Dataset records:
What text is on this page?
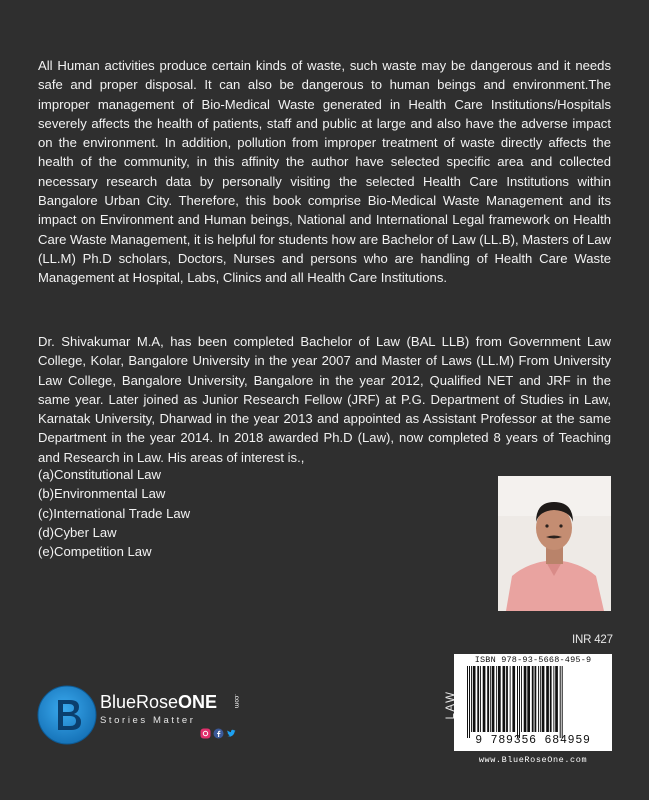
All Human activities produce certain kinds of waste, such waste may be dangerous and it needs safe and proper disposal. It can also be dangerous to human beings and environment.The improper management of Bio-Medical Waste generated in Health Care Institutions/Hospitals severely affects the health of patients, staff and public at large and also have the adverse impact on the environment. In addition, pollution from improper treatment of waste directly affects the health of the community, in this affinity the author have selected specific area and collected necessary research data by personally visiting the selected Health Care Institutions within Bangalore Urban City. Therefore, this book comprise Bio-Medical Waste Management and its impact on Environment and Human beings, National and International Legal framework on Health Care Waste Management, it is helpful for students how are Bachelor of Law (LL.B), Masters of Law (LL.M) Ph.D scholars, Doctors, Nurses and persons who are handling of Health Care Waste Management at Hospital, Labs, Clinics and all Health Care Institutions.

Dr. Shivakumar M.A, has been completed Bachelor of Law (BAL LLB) from Government Law College, Kolar, Bangalore University in the year 2007 and Master of Laws (LL.M) From University Law College, Bangalore University, Bangalore in the year 2012, Qualified NET and JRF in the same year. Later joined as Junior Research Fellow (JRF) at P.G. Department of Studies in Law, Karnatak University, Dharwad in the year 2013 and appointed as Assistant Professor at the same Department in the year 2014. In 2018 awarded Ph.D (Law), now completed 8 years of Teaching and Research in Law. His areas of interest is.,

(a)Constitutional Law
(b)Environmental Law
(c)International Trade Law
(d)Cyber Law
(e)Competition Law
INR 427
ISBN 978-93-5668-495-9
9 789356 684959
www.BlueRoseOne.com
LAW
BlueRoseONE .com
Stories Matter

Goal of the exercise:
Every line of the records that includes the word "this" should be gathered.

Answer section:
What text is on this page?
All Human activities produce certain kinds of waste, such waste may be dangerous and it needs safe and proper disposal. It can also be dangerous to human beings and environment.The improper management of Bio-Medical Waste generated in Health Care Institutions/Hospitals severely affects the health of patients, staff and public at large and also have the adverse impact on the environment. In addition, pollution from improper treatment of waste directly affects the health of the community, in this affinity the author have selected specific area and collected necessary research data by personally visiting the selected Health Care Institutions within Bangalore Urban City. Therefore, this book comprise Bio-Medical Waste Management and its impact on Environment and Human beings, National and International Legal framework on Health Care Waste Management, it is helpful for students how are Bachelor of Law (LL.B), Masters of Law (LL.M) Ph.D scholars, Doctors, Nurses and persons who are handling of Health Care Waste Management at Hospital, Labs, Clinics and all Health Care Institutions.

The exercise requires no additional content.